#### [WHAT NEEDS TO BE DONE]
Could you write out the records below exactly as they appear?
--- BEGIN INFORMATION PROVIDED ---
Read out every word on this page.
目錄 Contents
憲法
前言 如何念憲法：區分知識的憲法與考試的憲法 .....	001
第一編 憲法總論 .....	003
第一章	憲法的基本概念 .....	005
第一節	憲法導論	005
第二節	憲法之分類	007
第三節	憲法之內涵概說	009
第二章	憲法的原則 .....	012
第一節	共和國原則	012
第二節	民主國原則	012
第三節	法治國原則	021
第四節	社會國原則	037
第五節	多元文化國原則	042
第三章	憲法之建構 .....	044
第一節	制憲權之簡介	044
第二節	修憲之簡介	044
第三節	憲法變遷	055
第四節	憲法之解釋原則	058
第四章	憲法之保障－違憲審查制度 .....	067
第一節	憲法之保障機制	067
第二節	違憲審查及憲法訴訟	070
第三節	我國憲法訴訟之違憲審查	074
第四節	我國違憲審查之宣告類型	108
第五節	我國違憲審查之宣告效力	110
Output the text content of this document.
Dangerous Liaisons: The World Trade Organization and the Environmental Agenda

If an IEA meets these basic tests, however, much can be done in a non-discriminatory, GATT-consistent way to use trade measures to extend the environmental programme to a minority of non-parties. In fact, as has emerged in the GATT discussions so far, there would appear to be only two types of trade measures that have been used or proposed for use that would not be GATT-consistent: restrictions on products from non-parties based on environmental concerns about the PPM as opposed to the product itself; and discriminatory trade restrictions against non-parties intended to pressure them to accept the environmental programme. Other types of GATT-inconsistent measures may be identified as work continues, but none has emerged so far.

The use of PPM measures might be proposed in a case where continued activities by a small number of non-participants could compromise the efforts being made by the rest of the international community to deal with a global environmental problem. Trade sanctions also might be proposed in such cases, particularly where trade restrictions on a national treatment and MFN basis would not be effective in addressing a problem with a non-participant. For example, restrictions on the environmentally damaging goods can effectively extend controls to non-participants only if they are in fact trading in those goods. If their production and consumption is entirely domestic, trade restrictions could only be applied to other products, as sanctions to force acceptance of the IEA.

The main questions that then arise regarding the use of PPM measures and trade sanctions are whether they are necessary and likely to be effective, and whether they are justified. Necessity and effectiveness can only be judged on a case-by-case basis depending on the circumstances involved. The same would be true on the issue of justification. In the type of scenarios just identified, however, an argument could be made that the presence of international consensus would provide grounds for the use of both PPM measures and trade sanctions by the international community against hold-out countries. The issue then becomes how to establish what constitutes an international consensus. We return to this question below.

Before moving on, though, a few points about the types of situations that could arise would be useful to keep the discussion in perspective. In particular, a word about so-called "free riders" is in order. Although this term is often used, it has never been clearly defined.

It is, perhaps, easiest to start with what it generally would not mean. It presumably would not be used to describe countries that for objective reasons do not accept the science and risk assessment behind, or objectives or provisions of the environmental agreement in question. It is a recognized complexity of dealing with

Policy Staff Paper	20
--- END INFORMATION PROVIDED ---
#### [RESULT FOR THIS EXERCISE]
Read out every word on this page.
目錄 Contents
憲法
前言 如何念憲法：區分知識的憲法與考試的憲法 .....	001
第一編 憲法總論 .....	003
第一章	憲法的基本概念 .....	005
第一節	憲法導論	005
第二節	憲法之分類	007
第三節	憲法之內涵概說	009
第二章	憲法的原則 .....	012
第一節	共和國原則	012
第二節	民主國原則	012
第三節	法治國原則	021
第四節	社會國原則	037
第五節	多元文化國原則	042
第三章	憲法之建構 .....	044
第一節	制憲權之簡介	044
第二節	修憲之簡介	044
第三節	憲法變遷	055
第四節	憲法之解釋原則	058
第四章	憲法之保障－違憲審查制度 .....	067
第一節	憲法之保障機制	067
第二節	違憲審查及憲法訴訟	070
第三節	我國憲法訴訟之違憲審查	074
第四節	我國違憲審查之宣告類型	108
第五節	我國違憲審查之宣告效力	110
Output the text content of this document.
Dangerous Liaisons: The World Trade Organization and the Environmental Agenda

If an IEA meets these basic tests, however, much can be done in a non-discriminatory, GATT-consistent way to use trade measures to extend the environmental programme to a minority of non-parties. In fact, as has emerged in the GATT discussions so far, there would appear to be only two types of trade measures that have been used or proposed for use that would not be GATT-consistent: restrictions on products from non-parties based on environmental concerns about the PPM as opposed to the product itself; and discriminatory trade restrictions against non-parties intended to pressure them to accept the environmental programme. Other types of GATT-inconsistent measures may be identified as work continues, but none has emerged so far.

The use of PPM measures might be proposed in a case where continued activities by a small number of non-participants could compromise the efforts being made by the rest of the international community to deal with a global environmental problem. Trade sanctions also might be proposed in such cases, particularly where trade restrictions on a national treatment and MFN basis would not be effective in addressing a problem with a non-participant. For example, restrictions on the environmentally damaging goods can effectively extend controls to non-participants only if they are in fact trading in those goods. If their production and consumption is entirely domestic, trade restrictions could only be applied to other products, as sanctions to force acceptance of the IEA.

The main questions that then arise regarding the use of PPM measures and trade sanctions are whether they are necessary and likely to be effective, and whether they are justified. Necessity and effectiveness can only be judged on a case-by-case basis depending on the circumstances involved. The same would be true on the issue of justification. In the type of scenarios just identified, however, an argument could be made that the presence of international consensus would provide grounds for the use of both PPM measures and trade sanctions by the international community against hold-out countries. The issue then becomes how to establish what constitutes an international consensus. We return to this question below.

Before moving on, though, a few points about the types of situations that could arise would be useful to keep the discussion in perspective. In particular, a word about so-called "free riders" is in order. Although this term is often used, it has never been clearly defined.

It is, perhaps, easiest to start with what it generally would not mean. It presumably would not be used to describe countries that for objective reasons do not accept the science and risk assessment behind, or objectives or provisions of the environmental agreement in question. It is a recognized complexity of dealing with

Policy Staff Paper	20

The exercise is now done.